*Problem to solve:*
Please set out the records below as a Markdown table with the columns "No." and "Line", giving each row a number and omitting blank lines.

*Extracted entries:*
** START **

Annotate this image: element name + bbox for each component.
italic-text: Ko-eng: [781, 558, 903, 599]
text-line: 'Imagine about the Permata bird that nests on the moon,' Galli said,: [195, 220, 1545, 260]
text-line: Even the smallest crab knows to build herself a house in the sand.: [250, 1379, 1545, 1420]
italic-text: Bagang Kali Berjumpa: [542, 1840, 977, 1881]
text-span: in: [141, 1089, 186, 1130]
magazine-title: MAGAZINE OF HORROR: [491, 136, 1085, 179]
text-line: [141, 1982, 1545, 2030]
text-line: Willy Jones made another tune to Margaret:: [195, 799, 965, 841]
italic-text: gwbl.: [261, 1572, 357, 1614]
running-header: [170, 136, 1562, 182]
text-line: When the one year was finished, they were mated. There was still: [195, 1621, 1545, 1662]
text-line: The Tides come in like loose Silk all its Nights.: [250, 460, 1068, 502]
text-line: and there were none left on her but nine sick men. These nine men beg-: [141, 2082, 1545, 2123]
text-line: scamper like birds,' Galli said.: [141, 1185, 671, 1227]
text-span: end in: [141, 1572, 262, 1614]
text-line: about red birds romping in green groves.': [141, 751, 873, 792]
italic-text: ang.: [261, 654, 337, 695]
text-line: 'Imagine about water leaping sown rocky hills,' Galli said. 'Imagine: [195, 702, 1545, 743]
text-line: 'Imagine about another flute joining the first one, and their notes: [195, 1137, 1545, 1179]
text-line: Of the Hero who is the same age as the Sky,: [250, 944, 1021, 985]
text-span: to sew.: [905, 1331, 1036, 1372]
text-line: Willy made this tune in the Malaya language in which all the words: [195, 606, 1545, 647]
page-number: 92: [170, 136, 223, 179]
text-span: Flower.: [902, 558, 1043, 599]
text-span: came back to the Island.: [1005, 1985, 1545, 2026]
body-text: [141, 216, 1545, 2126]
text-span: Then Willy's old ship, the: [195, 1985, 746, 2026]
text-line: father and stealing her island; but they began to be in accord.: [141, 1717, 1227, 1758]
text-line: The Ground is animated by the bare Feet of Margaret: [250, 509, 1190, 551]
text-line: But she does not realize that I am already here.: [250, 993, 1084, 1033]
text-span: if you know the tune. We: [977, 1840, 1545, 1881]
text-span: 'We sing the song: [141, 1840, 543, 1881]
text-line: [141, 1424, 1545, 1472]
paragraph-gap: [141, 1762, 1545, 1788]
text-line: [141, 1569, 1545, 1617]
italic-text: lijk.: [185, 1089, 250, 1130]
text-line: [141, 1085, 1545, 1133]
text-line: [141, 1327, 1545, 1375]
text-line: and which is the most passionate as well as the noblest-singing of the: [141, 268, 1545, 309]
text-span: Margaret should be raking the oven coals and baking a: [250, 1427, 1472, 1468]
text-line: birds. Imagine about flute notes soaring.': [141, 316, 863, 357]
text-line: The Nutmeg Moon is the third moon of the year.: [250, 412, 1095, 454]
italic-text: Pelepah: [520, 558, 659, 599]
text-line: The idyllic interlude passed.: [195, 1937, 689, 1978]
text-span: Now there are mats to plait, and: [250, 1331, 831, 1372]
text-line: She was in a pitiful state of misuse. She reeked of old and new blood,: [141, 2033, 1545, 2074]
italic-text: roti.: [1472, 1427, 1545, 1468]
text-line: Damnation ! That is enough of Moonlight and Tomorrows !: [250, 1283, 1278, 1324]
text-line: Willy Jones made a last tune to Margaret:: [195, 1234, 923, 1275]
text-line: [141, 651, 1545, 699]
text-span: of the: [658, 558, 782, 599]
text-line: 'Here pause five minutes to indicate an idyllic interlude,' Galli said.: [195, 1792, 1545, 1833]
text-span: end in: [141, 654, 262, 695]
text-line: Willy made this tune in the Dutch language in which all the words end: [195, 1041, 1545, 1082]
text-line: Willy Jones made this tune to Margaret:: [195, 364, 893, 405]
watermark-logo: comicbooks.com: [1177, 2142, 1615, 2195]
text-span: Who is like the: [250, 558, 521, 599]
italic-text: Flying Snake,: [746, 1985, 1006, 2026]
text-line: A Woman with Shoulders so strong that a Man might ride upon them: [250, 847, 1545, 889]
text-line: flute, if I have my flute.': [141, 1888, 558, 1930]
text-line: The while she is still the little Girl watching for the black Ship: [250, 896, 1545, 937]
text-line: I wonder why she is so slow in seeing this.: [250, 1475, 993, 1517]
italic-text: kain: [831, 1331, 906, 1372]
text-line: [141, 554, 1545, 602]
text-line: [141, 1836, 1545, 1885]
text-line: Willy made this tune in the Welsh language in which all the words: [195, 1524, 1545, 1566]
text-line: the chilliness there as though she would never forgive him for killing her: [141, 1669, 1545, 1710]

** END **

*Solution for this task:*
| No. | Line |
|---|---|
| 1 | Annotate this image: element name + bbox for each component. |
| 2 | italic-text: Ko-eng: [781, 558, 903, 599] |
| 3 | text-line: 'Imagine about the Permata bird that nests on the moon,' Galli said,: [195, 220, 1545, 260] |
| 4 | text-line: Even the smallest crab knows to build herself a house in the sand.: [250, 1379, 1545, 1420] |
| 5 | italic-text: Bagang Kali Berjumpa: [542, 1840, 977, 1881] |
| 6 | text-span: in: [141, 1089, 186, 1130] |
| 7 | magazine-title: MAGAZINE OF HORROR: [491, 136, 1085, 179] |
| 8 | text-line: [141, 1982, 1545, 2030] |
| 9 | text-line: Willy Jones made another tune to Margaret:: [195, 799, 965, 841] |
| 10 | italic-text: gwbl.: [261, 1572, 357, 1614] |
| 11 | running-header: [170, 136, 1562, 182] |
| 12 | text-line: When the one year was finished, they were mated. There was still: [195, 1621, 1545, 1662] |
| 13 | text-line: The Tides come in like loose Silk all its Nights.: [250, 460, 1068, 502] |
| 14 | text-line: and there were none left on her but nine sick men. These nine men beg-: [141, 2082, 1545, 2123] |
| 15 | text-line: scamper like birds,' Galli said.: [141, 1185, 671, 1227] |
| 16 | text-span: end in: [141, 1572, 262, 1614] |
| 17 | text-line: about red birds romping in green groves.': [141, 751, 873, 792] |
| 18 | italic-text: ang.: [261, 654, 337, 695] |
| 19 | text-line: 'Imagine about water leaping sown rocky hills,' Galli said. 'Imagine: [195, 702, 1545, 743] |
| 20 | text-line: 'Imagine about another flute joining the first one, and their notes: [195, 1137, 1545, 1179] |
| 21 | text-line: Of the Hero who is the same age as the Sky,: [250, 944, 1021, 985] |
| 22 | text-span: to sew.: [905, 1331, 1036, 1372] |
| 23 | text-line: Willy made this tune in the Malaya language in which all the words: [195, 606, 1545, 647] |
| 24 | page-number: 92: [170, 136, 223, 179] |
| 25 | text-span: Flower.: [902, 558, 1043, 599] |
| 26 | text-span: came back to the Island.: [1005, 1985, 1545, 2026] |
| 27 | body-text: [141, 216, 1545, 2126] |
| 28 | text-span: Then Willy's old ship, the: [195, 1985, 746, 2026] |
| 29 | text-line: father and stealing her island; but they began to be in accord.: [141, 1717, 1227, 1758] |
| 30 | text-line: The Ground is animated by the bare Feet of Margaret: [250, 509, 1190, 551] |
| 31 | text-line: But she does not realize that I am already here.: [250, 993, 1084, 1033] |
| 32 | text-span: if you know the tune. We: [977, 1840, 1545, 1881] |
| 33 | text-span: 'We sing the song: [141, 1840, 543, 1881] |
| 34 | text-line: [141, 1424, 1545, 1472] |
| 35 | paragraph-gap: [141, 1762, 1545, 1788] |
| 36 | text-line: [141, 1569, 1545, 1617] |
| 37 | italic-text: lijk.: [185, 1089, 250, 1130] |
| 38 | text-line: [141, 1085, 1545, 1133] |
| 39 | text-line: [141, 1327, 1545, 1375] |
| 40 | text-line: and which is the most passionate as well as the noblest-singing of the: [141, 268, 1545, 309] |
| 41 | text-span: Margaret should be raking the oven coals and baking a: [250, 1427, 1472, 1468] |
| 42 | text-line: birds. Imagine about flute notes soaring.': [141, 316, 863, 357] |
| 43 | text-line: The Nutmeg Moon is the third moon of the year.: [250, 412, 1095, 454] |
| 44 | italic-text: Pelepah: [520, 558, 659, 599] |
| 45 | text-line: The idyllic interlude passed.: [195, 1937, 689, 1978] |
| 46 | text-span: Now there are mats to plait, and: [250, 1331, 831, 1372] |
| 47 | text-line: She was in a pitiful state of misuse. She reeked of old and new blood,: [141, 2033, 1545, 2074] |
| 48 | italic-text: roti.: [1472, 1427, 1545, 1468] |
| 49 | text-line: Damnation ! That is enough of Moonlight and Tomorrows !: [250, 1283, 1278, 1324] |
| 50 | text-line: Willy Jones made a last tune to Margaret:: [195, 1234, 923, 1275] |
| 51 | text-line: [141, 651, 1545, 699] |
| 52 | text-span: of the: [658, 558, 782, 599] |
| 53 | text-line: 'Here pause five minutes to indicate an idyllic interlude,' Galli said.: [195, 1792, 1545, 1833] |
| 54 | text-span: end in: [141, 654, 262, 695] |
| 55 | text-line: Willy made this tune in the Dutch language in which all the words end: [195, 1041, 1545, 1082] |
| 56 | text-line: Willy Jones made this tune to Margaret:: [195, 364, 893, 405] |
| 57 | watermark-logo: comicbooks.com: [1177, 2142, 1615, 2195] |
| 58 | text-span: Who is like the: [250, 558, 521, 599] |
| 59 | italic-text: Flying Snake,: [746, 1985, 1006, 2026] |
| 60 | text-line: A Woman with Shoulders so strong that a Man might ride upon them: [250, 847, 1545, 889] |
| 61 | text-line: flute, if I have my flute.': [141, 1888, 558, 1930] |
| 62 | text-line: The while she is still the little Girl watching for the black Ship: [250, 896, 1545, 937] |
| 63 | text-line: I wonder why she is so slow in seeing this.: [250, 1475, 993, 1517] |
| 64 | italic-text: kain: [831, 1331, 906, 1372] |
| 65 | text-line: [141, 554, 1545, 602] |
| 66 | text-line: [141, 1836, 1545, 1885] |
| 67 | text-line: Willy made this tune in the Welsh language in which all the words: [195, 1524, 1545, 1566] |
| 68 | text-line: the chilliness there as though she would never forgive him for killing her: [141, 1669, 1545, 1710] |